──────── DATA LINES

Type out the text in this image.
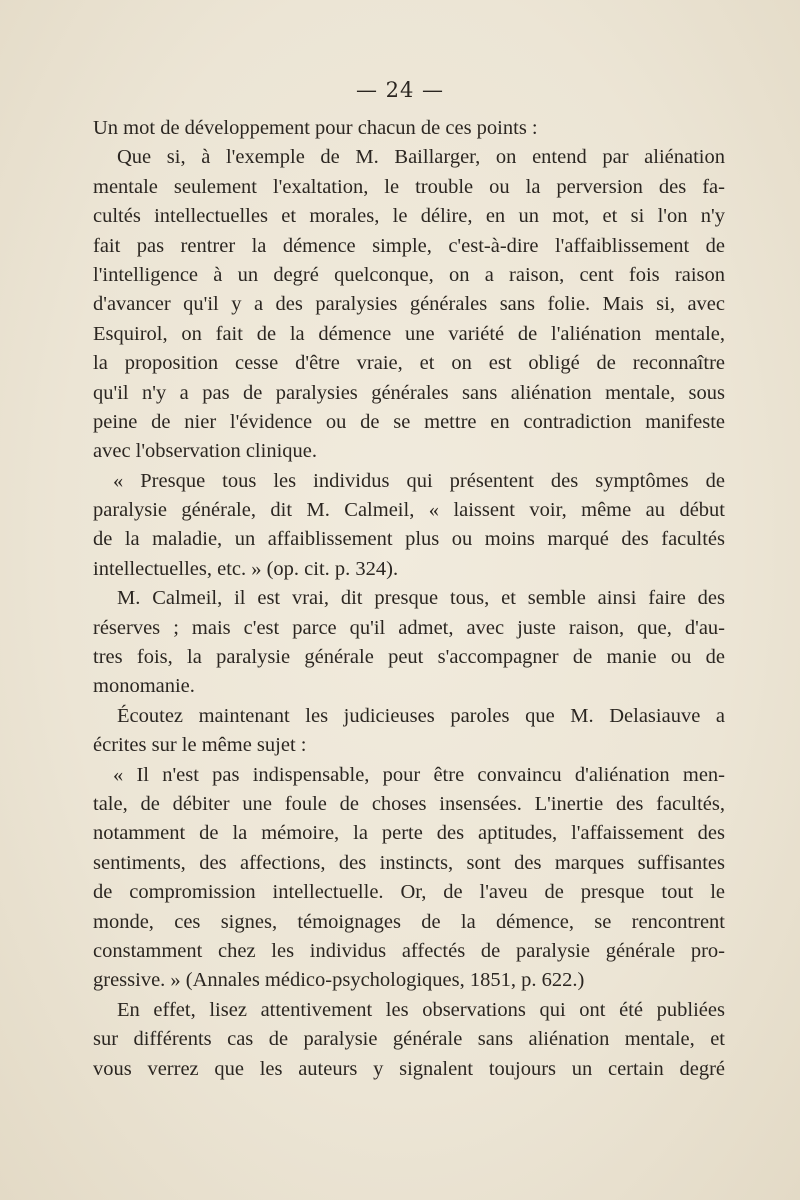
— 24 —
Un mot de développement pour chacun de ces points :
Que si, à l'exemple de M. Baillarger, on entend par aliénation
mentale seulement l'exaltation, le trouble ou la perversion des fa-
cultés intellectuelles et morales, le délire, en un mot, et si l'on n'y
fait pas rentrer la démence simple, c'est-à-dire l'affaiblissement de
l'intelligence à un degré quelconque, on a raison, cent fois raison
d'avancer qu'il y a des paralysies générales sans folie. Mais si, avec
Esquirol, on fait de la démence une variété de l'aliénation mentale,
la proposition cesse d'être vraie, et on est obligé de reconnaître
qu'il n'y a pas de paralysies générales sans aliénation mentale, sous
peine de nier l'évidence ou de se mettre en contradiction manifeste
avec l'observation clinique.
« Presque tous les individus qui présentent des symptômes de
paralysie générale, dit M. Calmeil, « laissent voir, même au début
de la maladie, un affaiblissement plus ou moins marqué des facultés
intellectuelles, etc. » (op. cit. p. 324).
M. Calmeil, il est vrai, dit presque tous, et semble ainsi faire des
réserves ; mais c'est parce qu'il admet, avec juste raison, que, d'au-
tres fois, la paralysie générale peut s'accompagner de manie ou de
monomanie.
Écoutez maintenant les judicieuses paroles que M. Delasiauve a
écrites sur le même sujet :
« Il n'est pas indispensable, pour être convaincu d'aliénation men-
tale, de débiter une foule de choses insensées. L'inertie des facultés,
notamment de la mémoire, la perte des aptitudes, l'affaissement des
sentiments, des affections, des instincts, sont des marques suffisantes
de compromission intellectuelle. Or, de l'aveu de presque tout le
monde, ces signes, témoignages de la démence, se rencontrent
constamment chez les individus affectés de paralysie générale pro-
gressive. » (Annales médico-psychologiques, 1851, p. 622.)
En effet, lisez attentivement les observations qui ont été publiées
sur différents cas de paralysie générale sans aliénation mentale, et
vous verrez que les auteurs y signalent toujours un certain degré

────────────────

◆ EXERCISE OBJECTIVE:
List the lines of the records where "raison" occurs.

◆ RESULT:
l'intelligence à un degré quelconque, on a raison, cent fois raison
réserves ; mais c'est parce qu'il admet, avec juste raison, que, d'au-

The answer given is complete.